Word for word, repeat the entries, minus the pictures.

[Extracted data entries]
==*==

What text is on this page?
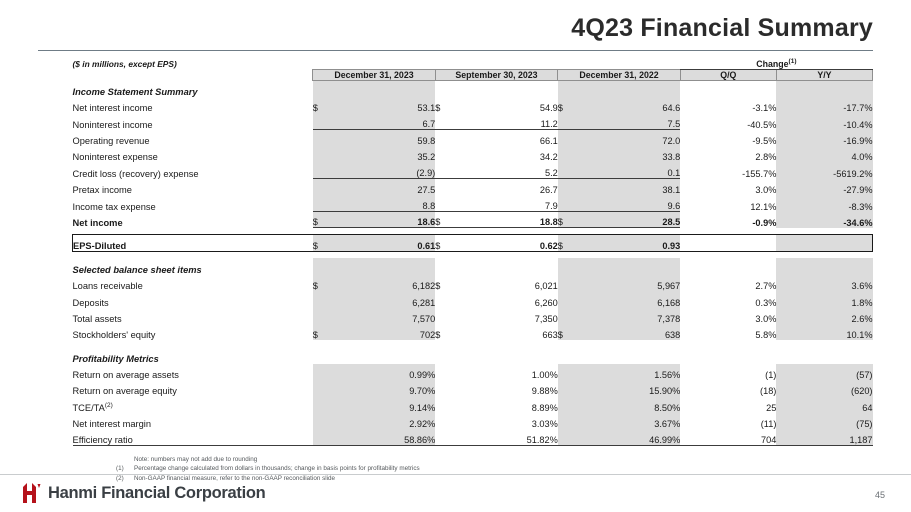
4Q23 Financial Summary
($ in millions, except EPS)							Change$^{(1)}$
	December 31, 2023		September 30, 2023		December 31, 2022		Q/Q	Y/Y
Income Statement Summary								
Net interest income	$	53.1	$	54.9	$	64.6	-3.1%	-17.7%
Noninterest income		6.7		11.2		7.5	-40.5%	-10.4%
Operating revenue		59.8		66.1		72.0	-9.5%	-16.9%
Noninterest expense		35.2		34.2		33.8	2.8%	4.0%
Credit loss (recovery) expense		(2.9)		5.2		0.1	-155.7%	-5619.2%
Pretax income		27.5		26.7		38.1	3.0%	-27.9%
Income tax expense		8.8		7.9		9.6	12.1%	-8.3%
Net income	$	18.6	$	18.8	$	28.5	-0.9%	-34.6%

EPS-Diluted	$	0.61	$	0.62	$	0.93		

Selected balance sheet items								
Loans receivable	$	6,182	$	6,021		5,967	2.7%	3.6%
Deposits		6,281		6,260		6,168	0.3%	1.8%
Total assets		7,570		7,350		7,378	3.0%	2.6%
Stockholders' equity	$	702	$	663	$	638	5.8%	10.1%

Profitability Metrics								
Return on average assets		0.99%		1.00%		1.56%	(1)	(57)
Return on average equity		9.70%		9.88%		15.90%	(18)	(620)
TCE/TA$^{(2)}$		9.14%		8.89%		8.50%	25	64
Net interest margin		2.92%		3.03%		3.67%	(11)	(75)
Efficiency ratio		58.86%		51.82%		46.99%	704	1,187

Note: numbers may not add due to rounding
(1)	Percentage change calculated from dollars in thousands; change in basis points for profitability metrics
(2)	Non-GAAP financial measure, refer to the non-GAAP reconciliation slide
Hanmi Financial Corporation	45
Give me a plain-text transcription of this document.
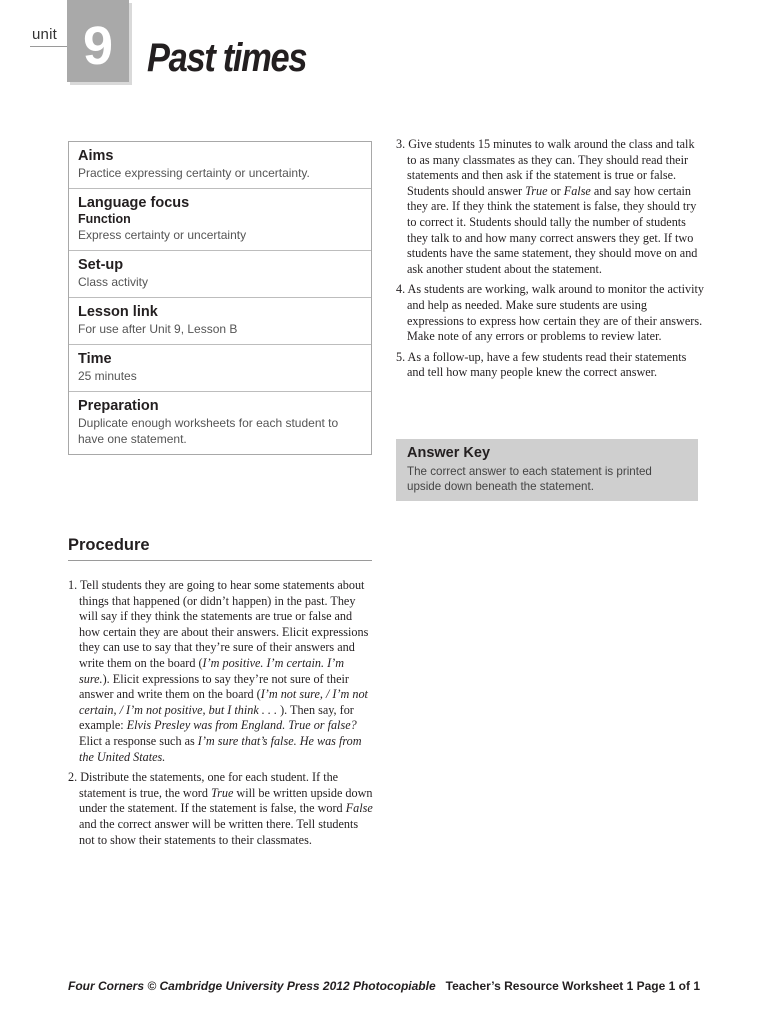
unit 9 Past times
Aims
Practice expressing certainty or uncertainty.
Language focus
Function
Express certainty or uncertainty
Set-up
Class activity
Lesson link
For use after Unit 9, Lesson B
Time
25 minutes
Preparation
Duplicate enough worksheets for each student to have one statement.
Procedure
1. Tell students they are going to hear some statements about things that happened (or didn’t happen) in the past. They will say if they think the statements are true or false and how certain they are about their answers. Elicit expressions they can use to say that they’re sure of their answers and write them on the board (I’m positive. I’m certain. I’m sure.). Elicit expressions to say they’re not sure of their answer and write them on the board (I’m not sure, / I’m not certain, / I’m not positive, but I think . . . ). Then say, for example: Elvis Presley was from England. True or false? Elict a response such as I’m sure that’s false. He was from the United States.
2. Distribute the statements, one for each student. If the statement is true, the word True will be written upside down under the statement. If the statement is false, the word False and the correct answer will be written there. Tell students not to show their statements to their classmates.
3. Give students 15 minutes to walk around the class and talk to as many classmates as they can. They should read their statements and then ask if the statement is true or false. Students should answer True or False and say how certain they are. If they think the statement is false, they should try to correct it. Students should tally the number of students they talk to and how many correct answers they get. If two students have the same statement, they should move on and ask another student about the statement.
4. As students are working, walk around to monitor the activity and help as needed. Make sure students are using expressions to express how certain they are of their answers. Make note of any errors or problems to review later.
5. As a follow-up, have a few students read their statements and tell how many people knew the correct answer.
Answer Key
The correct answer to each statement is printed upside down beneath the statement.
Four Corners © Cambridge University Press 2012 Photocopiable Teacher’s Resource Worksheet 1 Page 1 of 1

==*==

◆ Written response ◆
What text is on this page?
4Q23 Financial Summary
($ in millions, except EPS)							Change$^{(1)}$
	December 31, 2023		September 30, 2023		December 31, 2022		Q/Q	Y/Y
Income Statement Summary								
Net interest income	$	53.1	$	54.9	$	64.6	-3.1%	-17.7%
Noninterest income		6.7		11.2		7.5	-40.5%	-10.4%
Operating revenue		59.8		66.1		72.0	-9.5%	-16.9%
Noninterest expense		35.2		34.2		33.8	2.8%	4.0%
Credit loss (recovery) expense		(2.9)		5.2		0.1	-155.7%	-5619.2%
Pretax income		27.5		26.7		38.1	3.0%	-27.9%
Income tax expense		8.8		7.9		9.6	12.1%	-8.3%
Net income	$	18.6	$	18.8	$	28.5	-0.9%	-34.6%

EPS-Diluted	$	0.61	$	0.62	$	0.93		

Selected balance sheet items								
Loans receivable	$	6,182	$	6,021		5,967	2.7%	3.6%
Deposits		6,281		6,260		6,168	0.3%	1.8%
Total assets		7,570		7,350		7,378	3.0%	2.6%
Stockholders' equity	$	702	$	663	$	638	5.8%	10.1%

Profitability Metrics								
Return on average assets		0.99%		1.00%		1.56%	(1)	(57)
Return on average equity		9.70%		9.88%		15.90%	(18)	(620)
TCE/TA$^{(2)}$		9.14%		8.89%		8.50%	25	64
Net interest margin		2.92%		3.03%		3.67%	(11)	(75)
Efficiency ratio		58.86%		51.82%		46.99%	704	1,187

Note: numbers may not add due to rounding
(1)	Percentage change calculated from dollars in thousands; change in basis points for profitability metrics
(2)	Non-GAAP financial measure, refer to the non-GAAP reconciliation slide
Hanmi Financial Corporation	45
Give me a plain-text transcription of this document.
unit 9 Past times
Aims
Practice expressing certainty or uncertainty.
Language focus
Function
Express certainty or uncertainty
Set-up
Class activity
Lesson link
For use after Unit 9, Lesson B
Time
25 minutes
Preparation
Duplicate enough worksheets for each student to have one statement.
Procedure
1. Tell students they are going to hear some statements about things that happened (or didn’t happen) in the past. They will say if they think the statements are true or false and how certain they are about their answers. Elicit expressions they can use to say that they’re sure of their answers and write them on the board (I’m positive. I’m certain. I’m sure.). Elicit expressions to say they’re not sure of their answer and write them on the board (I’m not sure, / I’m not certain, / I’m not positive, but I think . . . ). Then say, for example: Elvis Presley was from England. True or false? Elict a response such as I’m sure that’s false. He was from the United States.
2. Distribute the statements, one for each student. If the statement is true, the word True will be written upside down under the statement. If the statement is false, the word False and the correct answer will be written there. Tell students not to show their statements to their classmates.
3. Give students 15 minutes to walk around the class and talk to as many classmates as they can. They should read their statements and then ask if the statement is true or false. Students should answer True or False and say how certain they are. If they think the statement is false, they should try to correct it. Students should tally the number of students they talk to and how many correct answers they get. If two students have the same statement, they should move on and ask another student about the statement.
4. As students are working, walk around to monitor the activity and help as needed. Make sure students are using expressions to express how certain they are of their answers. Make note of any errors or problems to review later.
5. As a follow-up, have a few students read their statements and tell how many people knew the correct answer.
Answer Key
The correct answer to each statement is printed upside down beneath the statement.
Four Corners © Cambridge University Press 2012 Photocopiable Teacher’s Resource Worksheet 1 Page 1 of 1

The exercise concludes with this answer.